#### TASK DATA ####

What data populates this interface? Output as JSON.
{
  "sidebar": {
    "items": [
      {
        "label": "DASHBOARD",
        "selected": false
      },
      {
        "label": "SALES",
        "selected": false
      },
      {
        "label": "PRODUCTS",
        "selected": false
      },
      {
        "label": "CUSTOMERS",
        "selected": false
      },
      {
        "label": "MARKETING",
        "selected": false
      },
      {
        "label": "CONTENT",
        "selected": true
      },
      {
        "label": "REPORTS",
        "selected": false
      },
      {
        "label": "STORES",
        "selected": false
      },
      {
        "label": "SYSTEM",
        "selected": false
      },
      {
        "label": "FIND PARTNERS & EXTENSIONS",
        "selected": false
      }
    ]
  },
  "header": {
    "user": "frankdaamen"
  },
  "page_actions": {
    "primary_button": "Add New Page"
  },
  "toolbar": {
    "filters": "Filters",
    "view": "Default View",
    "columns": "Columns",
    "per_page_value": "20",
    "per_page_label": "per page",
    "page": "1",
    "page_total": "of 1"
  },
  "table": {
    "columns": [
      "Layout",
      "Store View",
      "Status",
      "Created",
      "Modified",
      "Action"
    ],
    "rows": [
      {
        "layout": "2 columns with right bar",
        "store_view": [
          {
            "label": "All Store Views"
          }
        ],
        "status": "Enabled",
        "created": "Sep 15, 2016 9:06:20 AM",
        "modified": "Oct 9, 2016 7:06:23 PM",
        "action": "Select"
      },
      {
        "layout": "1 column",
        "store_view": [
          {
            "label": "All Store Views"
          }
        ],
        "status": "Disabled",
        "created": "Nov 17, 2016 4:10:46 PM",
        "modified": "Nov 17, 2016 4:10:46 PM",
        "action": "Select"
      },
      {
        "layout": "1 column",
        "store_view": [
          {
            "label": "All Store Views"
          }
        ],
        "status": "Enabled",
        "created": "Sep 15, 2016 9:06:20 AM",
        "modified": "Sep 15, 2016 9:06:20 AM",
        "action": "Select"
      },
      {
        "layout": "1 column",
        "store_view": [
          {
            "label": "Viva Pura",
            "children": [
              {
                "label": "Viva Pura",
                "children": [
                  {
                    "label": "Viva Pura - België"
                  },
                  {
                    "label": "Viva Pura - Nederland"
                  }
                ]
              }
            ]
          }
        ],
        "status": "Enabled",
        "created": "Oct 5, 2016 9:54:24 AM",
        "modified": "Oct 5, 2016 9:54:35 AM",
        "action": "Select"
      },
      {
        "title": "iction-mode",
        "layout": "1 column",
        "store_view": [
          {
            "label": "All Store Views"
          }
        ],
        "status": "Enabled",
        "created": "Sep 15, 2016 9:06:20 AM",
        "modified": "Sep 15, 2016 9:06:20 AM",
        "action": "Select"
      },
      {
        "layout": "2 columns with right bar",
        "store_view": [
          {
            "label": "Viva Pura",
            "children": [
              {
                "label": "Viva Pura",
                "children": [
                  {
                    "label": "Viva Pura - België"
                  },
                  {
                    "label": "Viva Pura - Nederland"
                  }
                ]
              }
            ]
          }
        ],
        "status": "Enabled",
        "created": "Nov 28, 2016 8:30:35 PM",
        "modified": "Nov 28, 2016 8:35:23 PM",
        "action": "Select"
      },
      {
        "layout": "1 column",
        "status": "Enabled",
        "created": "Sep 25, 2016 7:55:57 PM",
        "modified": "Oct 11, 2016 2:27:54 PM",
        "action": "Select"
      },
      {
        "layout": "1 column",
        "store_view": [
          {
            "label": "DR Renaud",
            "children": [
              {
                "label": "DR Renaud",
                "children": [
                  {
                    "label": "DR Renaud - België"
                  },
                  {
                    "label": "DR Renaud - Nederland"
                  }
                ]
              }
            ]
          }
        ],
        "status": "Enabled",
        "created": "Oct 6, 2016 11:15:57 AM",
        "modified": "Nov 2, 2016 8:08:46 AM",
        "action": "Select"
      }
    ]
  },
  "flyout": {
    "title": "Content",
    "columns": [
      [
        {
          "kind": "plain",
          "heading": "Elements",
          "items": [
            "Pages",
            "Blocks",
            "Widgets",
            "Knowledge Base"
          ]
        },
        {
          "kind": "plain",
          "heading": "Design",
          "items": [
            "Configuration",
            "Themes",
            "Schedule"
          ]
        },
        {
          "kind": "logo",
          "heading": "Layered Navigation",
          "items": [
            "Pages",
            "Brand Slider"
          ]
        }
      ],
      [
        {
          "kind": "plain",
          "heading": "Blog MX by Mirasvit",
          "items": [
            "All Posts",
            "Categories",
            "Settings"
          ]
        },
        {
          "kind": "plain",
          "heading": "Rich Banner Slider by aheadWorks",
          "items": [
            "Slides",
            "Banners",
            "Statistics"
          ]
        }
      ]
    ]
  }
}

####

• [EXERCISE GOAL]
Output every line above without altering anything.

• [RIGHT ANSWER]
What data populates this interface? Output as JSON.
{
  "sidebar": {
    "items": [
      {
        "label": "DASHBOARD",
        "selected": false
      },
      {
        "label": "SALES",
        "selected": false
      },
      {
        "label": "PRODUCTS",
        "selected": false
      },
      {
        "label": "CUSTOMERS",
        "selected": false
      },
      {
        "label": "MARKETING",
        "selected": false
      },
      {
        "label": "CONTENT",
        "selected": true
      },
      {
        "label": "REPORTS",
        "selected": false
      },
      {
        "label": "STORES",
        "selected": false
      },
      {
        "label": "SYSTEM",
        "selected": false
      },
      {
        "label": "FIND PARTNERS & EXTENSIONS",
        "selected": false
      }
    ]
  },
  "header": {
    "user": "frankdaamen"
  },
  "page_actions": {
    "primary_button": "Add New Page"
  },
  "toolbar": {
    "filters": "Filters",
    "view": "Default View",
    "columns": "Columns",
    "per_page_value": "20",
    "per_page_label": "per page",
    "page": "1",
    "page_total": "of 1"
  },
  "table": {
    "columns": [
      "Layout",
      "Store View",
      "Status",
      "Created",
      "Modified",
      "Action"
    ],
    "rows": [
      {
        "layout": "2 columns with right bar",
        "store_view": [
          {
            "label": "All Store Views"
          }
        ],
        "status": "Enabled",
        "created": "Sep 15, 2016 9:06:20 AM",
        "modified": "Oct 9, 2016 7:06:23 PM",
        "action": "Select"
      },
      {
        "layout": "1 column",
        "store_view": [
          {
            "label": "All Store Views"
          }
        ],
        "status": "Disabled",
        "created": "Nov 17, 2016 4:10:46 PM",
        "modified": "Nov 17, 2016 4:10:46 PM",
        "action": "Select"
      },
      {
        "layout": "1 column",
        "store_view": [
          {
            "label": "All Store Views"
          }
        ],
        "status": "Enabled",
        "created": "Sep 15, 2016 9:06:20 AM",
        "modified": "Sep 15, 2016 9:06:20 AM",
        "action": "Select"
      },
      {
        "layout": "1 column",
        "store_view": [
          {
            "label": "Viva Pura",
            "children": [
              {
                "label": "Viva Pura",
                "children": [
                  {
                    "label": "Viva Pura - België"
                  },
                  {
                    "label": "Viva Pura - Nederland"
                  }
                ]
              }
            ]
          }
        ],
        "status": "Enabled",
        "created": "Oct 5, 2016 9:54:24 AM",
        "modified": "Oct 5, 2016 9:54:35 AM",
        "action": "Select"
      },
      {
        "title": "iction-mode",
        "layout": "1 column",
        "store_view": [
          {
            "label": "All Store Views"
          }
        ],
        "status": "Enabled",
        "created": "Sep 15, 2016 9:06:20 AM",
        "modified": "Sep 15, 2016 9:06:20 AM",
        "action": "Select"
      },
      {
        "layout": "2 columns with right bar",
        "store_view": [
          {
            "label": "Viva Pura",
            "children": [
              {
                "label": "Viva Pura",
                "children": [
                  {
                    "label": "Viva Pura - België"
                  },
                  {
                    "label": "Viva Pura - Nederland"
                  }
                ]
              }
            ]
          }
        ],
        "status": "Enabled",
        "created": "Nov 28, 2016 8:30:35 PM",
        "modified": "Nov 28, 2016 8:35:23 PM",
        "action": "Select"
      },
      {
        "layout": "1 column",
        "status": "Enabled",
        "created": "Sep 25, 2016 7:55:57 PM",
        "modified": "Oct 11, 2016 2:27:54 PM",
        "action": "Select"
      },
      {
        "layout": "1 column",
        "store_view": [
          {
            "label": "DR Renaud",
            "children": [
              {
                "label": "DR Renaud",
                "children": [
                  {
                    "label": "DR Renaud - België"
                  },
                  {
                    "label": "DR Renaud - Nederland"
                  }
                ]
              }
            ]
          }
        ],
        "status": "Enabled",
        "created": "Oct 6, 2016 11:15:57 AM",
        "modified": "Nov 2, 2016 8:08:46 AM",
        "action": "Select"
      }
    ]
  },
  "flyout": {
    "title": "Content",
    "columns": [
      [
        {
          "kind": "plain",
          "heading": "Elements",
          "items": [
            "Pages",
            "Blocks",
            "Widgets",
            "Knowledge Base"
          ]
        },
        {
          "kind": "plain",
          "heading": "Design",
          "items": [
            "Configuration",
            "Themes",
            "Schedule"
          ]
        },
        {
          "kind": "logo",
          "heading": "Layered Navigation",
          "items": [
            "Pages",
            "Brand Slider"
          ]
        }
      ],
      [
        {
          "kind": "plain",
          "heading": "Blog MX by Mirasvit",
          "items": [
            "All Posts",
            "Categories",
            "Settings"
          ]
        },
        {
          "kind": "plain",
          "heading": "Rich Banner Slider by aheadWorks",
          "items": [
            "Slides",
            "Banners",
            "Statistics"
          ]
        }
      ]
    ]
  }
}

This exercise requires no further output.